======== Records provided ========

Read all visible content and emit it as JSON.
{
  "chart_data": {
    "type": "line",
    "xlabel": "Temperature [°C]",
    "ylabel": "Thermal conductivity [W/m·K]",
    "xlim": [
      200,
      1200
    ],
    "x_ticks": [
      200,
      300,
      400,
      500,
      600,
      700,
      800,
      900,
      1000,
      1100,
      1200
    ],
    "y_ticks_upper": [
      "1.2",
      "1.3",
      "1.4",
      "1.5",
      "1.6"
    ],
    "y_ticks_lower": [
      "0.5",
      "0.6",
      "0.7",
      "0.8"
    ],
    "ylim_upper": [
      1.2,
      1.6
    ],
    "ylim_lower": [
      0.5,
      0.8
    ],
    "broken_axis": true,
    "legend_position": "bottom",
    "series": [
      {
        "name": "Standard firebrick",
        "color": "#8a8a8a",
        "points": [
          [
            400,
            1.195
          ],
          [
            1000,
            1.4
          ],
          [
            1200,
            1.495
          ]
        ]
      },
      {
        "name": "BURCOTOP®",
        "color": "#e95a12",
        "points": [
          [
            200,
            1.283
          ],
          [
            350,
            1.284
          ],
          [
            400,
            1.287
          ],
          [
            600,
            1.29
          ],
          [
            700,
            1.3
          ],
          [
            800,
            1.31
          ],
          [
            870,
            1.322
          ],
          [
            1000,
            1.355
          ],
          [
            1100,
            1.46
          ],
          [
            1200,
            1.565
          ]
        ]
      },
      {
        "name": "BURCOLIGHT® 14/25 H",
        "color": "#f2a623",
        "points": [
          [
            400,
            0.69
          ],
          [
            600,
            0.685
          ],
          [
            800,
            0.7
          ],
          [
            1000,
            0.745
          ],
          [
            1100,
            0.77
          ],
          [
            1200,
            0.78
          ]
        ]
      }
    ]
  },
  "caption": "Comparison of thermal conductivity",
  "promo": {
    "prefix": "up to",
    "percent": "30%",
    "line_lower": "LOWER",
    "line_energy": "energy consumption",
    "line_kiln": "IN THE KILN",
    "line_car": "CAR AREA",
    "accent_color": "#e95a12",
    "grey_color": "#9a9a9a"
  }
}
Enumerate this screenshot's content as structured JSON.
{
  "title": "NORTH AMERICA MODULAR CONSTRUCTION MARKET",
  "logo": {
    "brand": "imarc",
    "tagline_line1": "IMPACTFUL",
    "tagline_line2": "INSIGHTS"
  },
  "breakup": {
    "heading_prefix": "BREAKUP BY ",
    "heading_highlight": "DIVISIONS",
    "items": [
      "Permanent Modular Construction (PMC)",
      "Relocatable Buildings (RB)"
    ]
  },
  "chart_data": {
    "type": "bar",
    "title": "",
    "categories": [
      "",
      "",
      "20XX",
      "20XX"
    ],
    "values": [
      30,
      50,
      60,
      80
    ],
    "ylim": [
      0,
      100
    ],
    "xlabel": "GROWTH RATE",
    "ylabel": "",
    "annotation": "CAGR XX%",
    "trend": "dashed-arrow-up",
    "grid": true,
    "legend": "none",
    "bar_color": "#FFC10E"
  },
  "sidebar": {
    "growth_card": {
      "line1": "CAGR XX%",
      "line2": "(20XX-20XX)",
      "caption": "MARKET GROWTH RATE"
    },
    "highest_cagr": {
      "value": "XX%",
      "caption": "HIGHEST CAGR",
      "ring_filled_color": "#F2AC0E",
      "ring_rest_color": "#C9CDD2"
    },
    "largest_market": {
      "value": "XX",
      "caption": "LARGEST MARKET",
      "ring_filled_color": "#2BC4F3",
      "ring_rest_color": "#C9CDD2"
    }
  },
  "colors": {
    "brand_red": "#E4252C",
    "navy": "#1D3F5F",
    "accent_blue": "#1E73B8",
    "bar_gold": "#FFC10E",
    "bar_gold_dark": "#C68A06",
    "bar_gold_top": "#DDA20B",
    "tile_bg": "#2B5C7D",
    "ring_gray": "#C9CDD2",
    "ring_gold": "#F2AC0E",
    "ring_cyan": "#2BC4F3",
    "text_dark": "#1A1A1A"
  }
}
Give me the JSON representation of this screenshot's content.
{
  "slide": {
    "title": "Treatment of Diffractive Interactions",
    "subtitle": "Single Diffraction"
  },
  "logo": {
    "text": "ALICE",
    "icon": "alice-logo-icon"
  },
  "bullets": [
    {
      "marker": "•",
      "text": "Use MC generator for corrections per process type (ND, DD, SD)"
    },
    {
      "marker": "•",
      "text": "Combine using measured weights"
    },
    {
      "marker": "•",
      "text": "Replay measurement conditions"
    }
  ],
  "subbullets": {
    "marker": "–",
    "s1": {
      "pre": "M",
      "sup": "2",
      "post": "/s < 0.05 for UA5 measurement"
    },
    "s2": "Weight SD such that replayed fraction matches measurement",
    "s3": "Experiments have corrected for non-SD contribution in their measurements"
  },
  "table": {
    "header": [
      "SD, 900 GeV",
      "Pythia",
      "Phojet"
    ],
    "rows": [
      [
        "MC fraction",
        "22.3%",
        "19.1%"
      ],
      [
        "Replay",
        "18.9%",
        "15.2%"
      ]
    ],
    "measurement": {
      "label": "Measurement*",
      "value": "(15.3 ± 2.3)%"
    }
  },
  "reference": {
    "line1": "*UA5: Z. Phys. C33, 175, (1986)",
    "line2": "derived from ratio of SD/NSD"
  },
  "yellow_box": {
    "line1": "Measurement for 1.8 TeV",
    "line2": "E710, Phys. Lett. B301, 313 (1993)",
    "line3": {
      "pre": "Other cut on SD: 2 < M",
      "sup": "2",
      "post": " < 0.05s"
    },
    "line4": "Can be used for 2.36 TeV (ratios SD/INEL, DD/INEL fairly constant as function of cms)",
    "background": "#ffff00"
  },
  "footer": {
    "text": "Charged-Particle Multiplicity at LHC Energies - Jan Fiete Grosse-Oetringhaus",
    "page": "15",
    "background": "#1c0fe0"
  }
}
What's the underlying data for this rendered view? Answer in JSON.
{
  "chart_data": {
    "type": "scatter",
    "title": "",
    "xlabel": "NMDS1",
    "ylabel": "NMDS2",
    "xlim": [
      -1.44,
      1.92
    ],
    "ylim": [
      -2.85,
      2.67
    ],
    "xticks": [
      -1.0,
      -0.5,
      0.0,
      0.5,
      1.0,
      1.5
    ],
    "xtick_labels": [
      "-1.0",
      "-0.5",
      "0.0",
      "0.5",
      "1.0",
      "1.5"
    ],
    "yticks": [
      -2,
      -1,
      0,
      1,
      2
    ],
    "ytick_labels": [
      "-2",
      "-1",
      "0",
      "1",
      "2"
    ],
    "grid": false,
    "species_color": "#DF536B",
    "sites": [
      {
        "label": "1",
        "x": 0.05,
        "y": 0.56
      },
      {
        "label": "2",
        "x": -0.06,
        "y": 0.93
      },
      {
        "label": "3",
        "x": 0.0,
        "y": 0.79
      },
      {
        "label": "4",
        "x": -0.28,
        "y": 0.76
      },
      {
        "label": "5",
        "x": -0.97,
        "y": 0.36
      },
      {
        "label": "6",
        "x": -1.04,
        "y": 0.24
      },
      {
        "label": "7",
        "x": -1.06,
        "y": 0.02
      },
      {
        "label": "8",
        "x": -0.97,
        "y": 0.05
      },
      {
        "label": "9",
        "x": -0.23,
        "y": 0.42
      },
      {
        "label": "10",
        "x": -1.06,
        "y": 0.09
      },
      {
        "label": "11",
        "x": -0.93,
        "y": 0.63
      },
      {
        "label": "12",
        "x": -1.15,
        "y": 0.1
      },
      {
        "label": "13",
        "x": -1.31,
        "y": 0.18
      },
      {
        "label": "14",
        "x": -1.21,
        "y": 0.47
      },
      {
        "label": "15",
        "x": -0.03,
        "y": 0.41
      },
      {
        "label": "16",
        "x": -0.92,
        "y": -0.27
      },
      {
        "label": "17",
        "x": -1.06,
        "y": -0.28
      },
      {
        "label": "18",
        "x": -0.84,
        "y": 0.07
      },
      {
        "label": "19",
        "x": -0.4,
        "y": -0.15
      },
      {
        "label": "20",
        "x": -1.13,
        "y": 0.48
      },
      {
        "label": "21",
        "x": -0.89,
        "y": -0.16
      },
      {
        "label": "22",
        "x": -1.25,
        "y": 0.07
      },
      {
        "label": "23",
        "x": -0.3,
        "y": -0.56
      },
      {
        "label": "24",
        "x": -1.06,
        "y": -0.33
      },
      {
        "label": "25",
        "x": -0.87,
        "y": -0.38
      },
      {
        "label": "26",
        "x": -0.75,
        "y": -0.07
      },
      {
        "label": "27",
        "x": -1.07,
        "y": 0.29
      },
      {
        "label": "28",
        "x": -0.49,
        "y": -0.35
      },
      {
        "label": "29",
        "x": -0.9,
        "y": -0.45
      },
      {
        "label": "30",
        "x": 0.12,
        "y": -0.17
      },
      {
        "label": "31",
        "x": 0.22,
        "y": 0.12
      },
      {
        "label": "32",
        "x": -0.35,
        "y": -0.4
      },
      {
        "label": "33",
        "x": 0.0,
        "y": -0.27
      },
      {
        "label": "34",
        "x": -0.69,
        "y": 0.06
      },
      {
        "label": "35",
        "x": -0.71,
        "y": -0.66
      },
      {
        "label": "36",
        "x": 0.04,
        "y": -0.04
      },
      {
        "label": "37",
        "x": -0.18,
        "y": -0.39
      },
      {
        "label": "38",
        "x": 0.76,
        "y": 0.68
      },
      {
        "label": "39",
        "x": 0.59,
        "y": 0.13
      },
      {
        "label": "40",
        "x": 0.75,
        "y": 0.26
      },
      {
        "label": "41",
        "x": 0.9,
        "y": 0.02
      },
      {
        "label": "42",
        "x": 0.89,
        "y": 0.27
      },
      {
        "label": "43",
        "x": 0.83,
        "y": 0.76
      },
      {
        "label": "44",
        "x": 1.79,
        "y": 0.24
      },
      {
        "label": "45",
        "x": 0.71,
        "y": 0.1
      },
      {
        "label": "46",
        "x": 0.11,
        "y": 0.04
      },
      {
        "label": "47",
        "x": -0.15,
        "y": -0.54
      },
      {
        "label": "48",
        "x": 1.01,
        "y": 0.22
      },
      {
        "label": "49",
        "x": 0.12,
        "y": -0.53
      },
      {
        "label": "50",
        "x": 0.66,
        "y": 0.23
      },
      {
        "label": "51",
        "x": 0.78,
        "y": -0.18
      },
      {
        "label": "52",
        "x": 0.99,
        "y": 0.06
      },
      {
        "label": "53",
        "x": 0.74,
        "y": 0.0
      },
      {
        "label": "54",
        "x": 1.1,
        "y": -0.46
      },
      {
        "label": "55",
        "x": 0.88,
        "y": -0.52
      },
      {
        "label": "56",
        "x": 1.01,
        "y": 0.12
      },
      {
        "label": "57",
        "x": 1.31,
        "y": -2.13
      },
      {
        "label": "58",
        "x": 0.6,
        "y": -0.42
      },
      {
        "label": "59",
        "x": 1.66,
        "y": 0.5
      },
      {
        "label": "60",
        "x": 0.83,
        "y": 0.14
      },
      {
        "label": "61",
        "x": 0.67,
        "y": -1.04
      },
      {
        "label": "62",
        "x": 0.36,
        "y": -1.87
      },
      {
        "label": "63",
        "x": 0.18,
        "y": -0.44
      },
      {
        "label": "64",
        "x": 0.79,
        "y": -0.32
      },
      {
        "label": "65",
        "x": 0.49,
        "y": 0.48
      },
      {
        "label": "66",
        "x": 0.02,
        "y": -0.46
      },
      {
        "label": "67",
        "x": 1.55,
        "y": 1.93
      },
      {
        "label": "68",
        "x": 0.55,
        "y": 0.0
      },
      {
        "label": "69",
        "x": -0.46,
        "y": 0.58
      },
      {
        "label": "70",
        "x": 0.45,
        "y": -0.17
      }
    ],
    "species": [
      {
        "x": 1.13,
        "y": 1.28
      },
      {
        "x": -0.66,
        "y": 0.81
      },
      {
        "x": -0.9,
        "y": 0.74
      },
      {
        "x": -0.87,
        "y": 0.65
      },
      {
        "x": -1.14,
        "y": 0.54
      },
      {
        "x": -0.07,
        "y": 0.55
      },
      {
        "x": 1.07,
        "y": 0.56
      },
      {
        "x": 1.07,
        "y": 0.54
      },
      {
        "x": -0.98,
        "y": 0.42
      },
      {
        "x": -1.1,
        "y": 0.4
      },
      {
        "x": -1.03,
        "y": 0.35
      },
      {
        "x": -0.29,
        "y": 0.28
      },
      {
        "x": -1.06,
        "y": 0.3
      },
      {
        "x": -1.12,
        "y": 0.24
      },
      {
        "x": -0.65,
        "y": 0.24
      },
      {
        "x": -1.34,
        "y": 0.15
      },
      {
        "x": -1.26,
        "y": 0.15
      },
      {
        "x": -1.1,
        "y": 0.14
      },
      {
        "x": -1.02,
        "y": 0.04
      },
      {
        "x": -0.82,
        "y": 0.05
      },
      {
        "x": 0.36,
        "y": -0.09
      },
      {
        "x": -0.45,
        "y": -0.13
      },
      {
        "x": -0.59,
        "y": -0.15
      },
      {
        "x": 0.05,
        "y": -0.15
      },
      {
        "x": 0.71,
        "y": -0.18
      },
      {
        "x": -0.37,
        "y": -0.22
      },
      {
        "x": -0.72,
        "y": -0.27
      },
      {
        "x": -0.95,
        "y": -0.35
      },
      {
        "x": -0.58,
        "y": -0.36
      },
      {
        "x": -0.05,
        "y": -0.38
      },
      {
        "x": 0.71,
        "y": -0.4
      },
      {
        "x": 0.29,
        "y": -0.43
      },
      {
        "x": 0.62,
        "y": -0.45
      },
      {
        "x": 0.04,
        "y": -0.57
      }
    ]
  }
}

========

**Task prompt:**
Gather up every line from the listing above in which the word "conductivity" occurs.

**Task response:**
    "ylabel": "Thermal conductivity [W/m·K]",
  "caption": "Comparison of thermal conductivity",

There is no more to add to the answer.